_Selected extract_.

..............................

Then I tried to create a connection:

public static void main(String... args) throws Exception {
    MqttClient client = new MqttClient("tcp://localhost:4712", "test");
    client.setTimeToWait(5000);
    try {
        MqttConnectOptions connOpts = new MqttConnectOptions();
        connOpts.setConnectionTimeout(5);
        client.connect(connOpts);
    } catch (MqttException me) {
        me.printStackTrace();
        try {
            client.disconnect();
            // client.disconnectForcibly(5000); (1)
            // client.disconnectForcibly(5000, 5000); (2)
            // client.disconnectForcibly(5000, 5000, false); (3)
            client.close();
            // client.close(true); (4)
        } catch (Exception e) {
            e.printStackTrace();
        }
    }
}

The main thread is now waiting indefinitely for a response(?) in the disconnect :

   java.lang.Thread.State: WAITING (on object monitor)
        at java.lang.Object.wait(Native Method)
        - waiting on <0x0000000717c00728> (a java.lang.Object)
        at java.lang.Object.wait(Object.java:502)
        at org.eclipse.paho.client.mqttv3.internal.Token.waitForResponse(Token.java:143)

..............................

Reproduce the MQTT connection excerpt above word for word, including the code and the thread dump.

[Document understanding data]

..............................

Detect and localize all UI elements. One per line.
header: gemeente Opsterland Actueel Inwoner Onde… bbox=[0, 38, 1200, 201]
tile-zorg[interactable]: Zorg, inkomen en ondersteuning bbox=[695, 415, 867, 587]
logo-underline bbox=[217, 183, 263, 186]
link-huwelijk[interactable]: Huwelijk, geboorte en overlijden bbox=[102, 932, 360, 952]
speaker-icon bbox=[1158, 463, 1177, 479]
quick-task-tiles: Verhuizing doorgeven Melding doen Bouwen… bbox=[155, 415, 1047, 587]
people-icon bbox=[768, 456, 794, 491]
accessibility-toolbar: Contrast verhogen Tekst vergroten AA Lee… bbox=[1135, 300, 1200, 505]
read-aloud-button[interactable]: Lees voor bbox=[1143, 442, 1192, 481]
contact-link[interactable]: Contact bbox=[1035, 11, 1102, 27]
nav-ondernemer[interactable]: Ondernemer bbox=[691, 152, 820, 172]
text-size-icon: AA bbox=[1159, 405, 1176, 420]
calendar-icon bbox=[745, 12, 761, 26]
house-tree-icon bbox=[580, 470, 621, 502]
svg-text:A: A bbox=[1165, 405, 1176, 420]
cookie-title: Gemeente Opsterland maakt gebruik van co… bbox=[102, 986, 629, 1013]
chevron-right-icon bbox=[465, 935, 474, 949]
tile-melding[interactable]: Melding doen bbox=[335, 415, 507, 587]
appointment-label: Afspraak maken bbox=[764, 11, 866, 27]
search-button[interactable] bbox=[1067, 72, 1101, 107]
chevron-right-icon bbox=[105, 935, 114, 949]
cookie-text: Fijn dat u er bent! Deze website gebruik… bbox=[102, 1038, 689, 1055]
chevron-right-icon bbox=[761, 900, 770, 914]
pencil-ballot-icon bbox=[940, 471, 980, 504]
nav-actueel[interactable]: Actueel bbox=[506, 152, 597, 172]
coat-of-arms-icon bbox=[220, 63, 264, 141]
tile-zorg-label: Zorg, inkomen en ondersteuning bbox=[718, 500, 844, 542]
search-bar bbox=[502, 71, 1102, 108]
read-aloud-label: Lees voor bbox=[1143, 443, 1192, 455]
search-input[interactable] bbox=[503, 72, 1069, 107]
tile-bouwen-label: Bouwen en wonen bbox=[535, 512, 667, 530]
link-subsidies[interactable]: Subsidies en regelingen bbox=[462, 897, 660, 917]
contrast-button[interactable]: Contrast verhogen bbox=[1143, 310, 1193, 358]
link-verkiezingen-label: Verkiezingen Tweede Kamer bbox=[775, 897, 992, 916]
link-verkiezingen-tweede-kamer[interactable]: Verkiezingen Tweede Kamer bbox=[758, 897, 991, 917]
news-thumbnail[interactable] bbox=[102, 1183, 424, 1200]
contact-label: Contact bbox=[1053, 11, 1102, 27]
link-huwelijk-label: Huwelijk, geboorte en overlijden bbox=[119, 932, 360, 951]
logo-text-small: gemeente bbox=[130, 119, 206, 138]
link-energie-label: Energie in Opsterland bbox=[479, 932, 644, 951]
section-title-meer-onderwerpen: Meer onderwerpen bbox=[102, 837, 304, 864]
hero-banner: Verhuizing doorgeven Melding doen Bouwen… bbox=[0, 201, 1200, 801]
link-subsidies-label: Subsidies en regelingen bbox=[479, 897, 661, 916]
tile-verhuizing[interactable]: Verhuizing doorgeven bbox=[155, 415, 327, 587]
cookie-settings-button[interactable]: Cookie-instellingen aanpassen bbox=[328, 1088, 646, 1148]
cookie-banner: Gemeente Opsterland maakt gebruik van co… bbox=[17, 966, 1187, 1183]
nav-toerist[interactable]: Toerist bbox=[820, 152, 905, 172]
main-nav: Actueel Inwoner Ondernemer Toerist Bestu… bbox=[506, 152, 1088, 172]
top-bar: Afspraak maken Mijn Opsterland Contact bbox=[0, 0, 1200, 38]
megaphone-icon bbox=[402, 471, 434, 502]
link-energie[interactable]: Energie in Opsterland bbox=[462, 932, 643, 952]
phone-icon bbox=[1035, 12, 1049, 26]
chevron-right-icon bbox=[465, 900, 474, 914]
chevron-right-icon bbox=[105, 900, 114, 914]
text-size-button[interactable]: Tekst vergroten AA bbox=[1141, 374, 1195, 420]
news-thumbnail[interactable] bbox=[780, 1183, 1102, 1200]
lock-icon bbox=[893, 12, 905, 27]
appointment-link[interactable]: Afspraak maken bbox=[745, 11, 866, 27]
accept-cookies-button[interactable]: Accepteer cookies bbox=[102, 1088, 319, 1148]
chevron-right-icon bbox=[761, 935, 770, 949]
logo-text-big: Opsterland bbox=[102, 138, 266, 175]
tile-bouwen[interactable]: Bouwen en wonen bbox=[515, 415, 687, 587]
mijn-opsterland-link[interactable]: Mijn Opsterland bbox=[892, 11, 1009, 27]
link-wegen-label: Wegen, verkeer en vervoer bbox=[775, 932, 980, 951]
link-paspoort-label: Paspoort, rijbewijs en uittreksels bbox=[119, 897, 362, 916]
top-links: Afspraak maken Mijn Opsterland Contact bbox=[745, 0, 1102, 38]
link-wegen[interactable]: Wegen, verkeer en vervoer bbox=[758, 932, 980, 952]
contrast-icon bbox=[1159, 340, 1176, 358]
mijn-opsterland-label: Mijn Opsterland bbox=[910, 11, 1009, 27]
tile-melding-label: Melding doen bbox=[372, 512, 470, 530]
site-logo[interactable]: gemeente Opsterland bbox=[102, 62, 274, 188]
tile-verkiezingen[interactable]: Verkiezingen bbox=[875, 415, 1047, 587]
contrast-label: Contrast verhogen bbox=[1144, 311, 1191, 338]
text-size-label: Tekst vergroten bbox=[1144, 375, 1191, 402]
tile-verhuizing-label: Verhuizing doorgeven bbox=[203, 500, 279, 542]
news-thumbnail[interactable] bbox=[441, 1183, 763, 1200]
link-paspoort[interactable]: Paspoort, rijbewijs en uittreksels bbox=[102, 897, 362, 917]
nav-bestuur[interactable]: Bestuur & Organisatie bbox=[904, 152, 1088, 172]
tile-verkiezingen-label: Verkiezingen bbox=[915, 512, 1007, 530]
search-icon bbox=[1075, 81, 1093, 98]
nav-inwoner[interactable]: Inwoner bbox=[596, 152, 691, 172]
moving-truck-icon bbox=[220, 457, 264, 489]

..............................

_Result for this task_.
Then I tried to create a connection:

public static void main(String... args) throws Exception {
    MqttClient client = new MqttClient("tcp://localhost:4712", "test");
    client.setTimeToWait(5000);
    try {
        MqttConnectOptions connOpts = new MqttConnectOptions();
        connOpts.setConnectionTimeout(5);
        client.connect(connOpts);
    } catch (MqttException me) {
        me.printStackTrace();
        try {
            client.disconnect();
            // client.disconnectForcibly(5000); (1)
            // client.disconnectForcibly(5000, 5000); (2)
            // client.disconnectForcibly(5000, 5000, false); (3)
            client.close();
            // client.close(true); (4)
        } catch (Exception e) {
            e.printStackTrace();
        }
    }
}

The main thread is now waiting indefinitely for a response(?) in the disconnect :

   java.lang.Thread.State: WAITING (on object monitor)
        at java.lang.Object.wait(Native Method)
        - waiting on <0x0000000717c00728> (a java.lang.Object)
        at java.lang.Object.wait(Object.java:502)
        at org.eclipse.paho.client.mqttv3.internal.Token.waitForResponse(Token.java:143)